■ TASK STATEMENT
Repeat the listing in full, word for word.

--- Start of SUPPLIED RECORDS ---

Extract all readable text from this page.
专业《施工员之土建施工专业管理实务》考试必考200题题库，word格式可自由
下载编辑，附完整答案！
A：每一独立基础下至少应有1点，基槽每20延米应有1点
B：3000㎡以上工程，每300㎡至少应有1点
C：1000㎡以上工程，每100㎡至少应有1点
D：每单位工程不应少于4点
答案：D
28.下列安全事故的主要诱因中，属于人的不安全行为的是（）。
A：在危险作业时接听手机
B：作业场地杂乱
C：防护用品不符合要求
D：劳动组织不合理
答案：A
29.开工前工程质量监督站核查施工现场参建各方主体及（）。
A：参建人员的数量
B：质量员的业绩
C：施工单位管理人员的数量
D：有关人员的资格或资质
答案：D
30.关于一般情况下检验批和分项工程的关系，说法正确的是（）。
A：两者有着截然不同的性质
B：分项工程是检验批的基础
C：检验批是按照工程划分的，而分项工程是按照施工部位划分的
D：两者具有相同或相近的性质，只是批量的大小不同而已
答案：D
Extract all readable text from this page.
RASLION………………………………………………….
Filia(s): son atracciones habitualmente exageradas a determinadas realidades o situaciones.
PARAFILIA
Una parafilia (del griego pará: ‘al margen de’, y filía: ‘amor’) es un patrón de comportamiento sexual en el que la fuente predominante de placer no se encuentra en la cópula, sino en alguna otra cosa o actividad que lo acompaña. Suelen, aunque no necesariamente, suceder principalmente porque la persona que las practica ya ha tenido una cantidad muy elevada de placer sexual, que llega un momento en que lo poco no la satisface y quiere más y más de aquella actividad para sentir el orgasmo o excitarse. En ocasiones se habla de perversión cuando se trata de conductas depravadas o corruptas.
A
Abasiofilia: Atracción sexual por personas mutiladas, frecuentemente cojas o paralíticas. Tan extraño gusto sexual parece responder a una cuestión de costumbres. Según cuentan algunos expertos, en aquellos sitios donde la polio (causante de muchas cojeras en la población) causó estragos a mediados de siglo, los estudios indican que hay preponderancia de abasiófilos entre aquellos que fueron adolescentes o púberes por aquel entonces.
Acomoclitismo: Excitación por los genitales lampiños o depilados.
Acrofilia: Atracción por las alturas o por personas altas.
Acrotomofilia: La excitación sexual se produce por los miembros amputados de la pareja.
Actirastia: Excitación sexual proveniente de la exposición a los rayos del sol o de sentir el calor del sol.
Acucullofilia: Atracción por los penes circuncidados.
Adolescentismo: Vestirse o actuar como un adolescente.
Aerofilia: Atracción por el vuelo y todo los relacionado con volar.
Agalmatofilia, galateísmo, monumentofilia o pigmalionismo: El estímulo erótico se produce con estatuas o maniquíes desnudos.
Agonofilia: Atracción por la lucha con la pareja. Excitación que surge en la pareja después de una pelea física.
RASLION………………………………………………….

--- End of SUPPLIED RECORDS ---

■ EXPECTED OUTPUT
Extract all readable text from this page.
专业《施工员之土建施工专业管理实务》考试必考200题题库，word格式可自由
下载编辑，附完整答案！
A：每一独立基础下至少应有1点，基槽每20延米应有1点
B：3000㎡以上工程，每300㎡至少应有1点
C：1000㎡以上工程，每100㎡至少应有1点
D：每单位工程不应少于4点
答案：D
28.下列安全事故的主要诱因中，属于人的不安全行为的是（）。
A：在危险作业时接听手机
B：作业场地杂乱
C：防护用品不符合要求
D：劳动组织不合理
答案：A
29.开工前工程质量监督站核查施工现场参建各方主体及（）。
A：参建人员的数量
B：质量员的业绩
C：施工单位管理人员的数量
D：有关人员的资格或资质
答案：D
30.关于一般情况下检验批和分项工程的关系，说法正确的是（）。
A：两者有着截然不同的性质
B：分项工程是检验批的基础
C：检验批是按照工程划分的，而分项工程是按照施工部位划分的
D：两者具有相同或相近的性质，只是批量的大小不同而已
答案：D
Extract all readable text from this page.
RASLION………………………………………………….
Filia(s): son atracciones habitualmente exageradas a determinadas realidades o situaciones.
PARAFILIA
Una parafilia (del griego pará: ‘al margen de’, y filía: ‘amor’) es un patrón de comportamiento sexual en el que la fuente predominante de placer no se encuentra en la cópula, sino en alguna otra cosa o actividad que lo acompaña. Suelen, aunque no necesariamente, suceder principalmente porque la persona que las practica ya ha tenido una cantidad muy elevada de placer sexual, que llega un momento en que lo poco no la satisface y quiere más y más de aquella actividad para sentir el orgasmo o excitarse. En ocasiones se habla de perversión cuando se trata de conductas depravadas o corruptas.
A
Abasiofilia: Atracción sexual por personas mutiladas, frecuentemente cojas o paralíticas. Tan extraño gusto sexual parece responder a una cuestión de costumbres. Según cuentan algunos expertos, en aquellos sitios donde la polio (causante de muchas cojeras en la población) causó estragos a mediados de siglo, los estudios indican que hay preponderancia de abasiófilos entre aquellos que fueron adolescentes o púberes por aquel entonces.
Acomoclitismo: Excitación por los genitales lampiños o depilados.
Acrofilia: Atracción por las alturas o por personas altas.
Acrotomofilia: La excitación sexual se produce por los miembros amputados de la pareja.
Actirastia: Excitación sexual proveniente de la exposición a los rayos del sol o de sentir el calor del sol.
Acucullofilia: Atracción por los penes circuncidados.
Adolescentismo: Vestirse o actuar como un adolescente.
Aerofilia: Atracción por el vuelo y todo los relacionado con volar.
Agalmatofilia, galateísmo, monumentofilia o pigmalionismo: El estímulo erótico se produce con estatuas o maniquíes desnudos.
Agonofilia: Atracción por la lucha con la pareja. Excitación que surge en la pareja después de una pelea física.
RASLION………………………………………………….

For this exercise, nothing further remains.